◆ Stated goal: All lines in the data bearing the string "Fonctionnement" should be identified and copied.

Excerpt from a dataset
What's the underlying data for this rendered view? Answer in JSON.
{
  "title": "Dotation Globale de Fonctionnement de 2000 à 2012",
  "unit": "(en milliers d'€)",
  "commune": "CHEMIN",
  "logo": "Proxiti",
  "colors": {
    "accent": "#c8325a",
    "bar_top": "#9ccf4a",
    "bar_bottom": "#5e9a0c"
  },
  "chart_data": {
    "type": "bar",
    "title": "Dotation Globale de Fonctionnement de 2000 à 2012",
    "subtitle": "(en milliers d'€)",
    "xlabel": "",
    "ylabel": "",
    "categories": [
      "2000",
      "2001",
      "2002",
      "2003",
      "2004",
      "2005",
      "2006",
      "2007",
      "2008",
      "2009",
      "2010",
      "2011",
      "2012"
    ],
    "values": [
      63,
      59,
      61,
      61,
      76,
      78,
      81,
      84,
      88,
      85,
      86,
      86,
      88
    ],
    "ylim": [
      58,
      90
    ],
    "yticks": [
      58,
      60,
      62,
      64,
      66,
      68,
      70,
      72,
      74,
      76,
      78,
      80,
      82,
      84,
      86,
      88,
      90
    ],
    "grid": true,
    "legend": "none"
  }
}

◆ Reply to the task:
  "title": "Dotation Globale de Fonctionnement de 2000 à 2012",
    "title": "Dotation Globale de Fonctionnement de 2000 à 2012",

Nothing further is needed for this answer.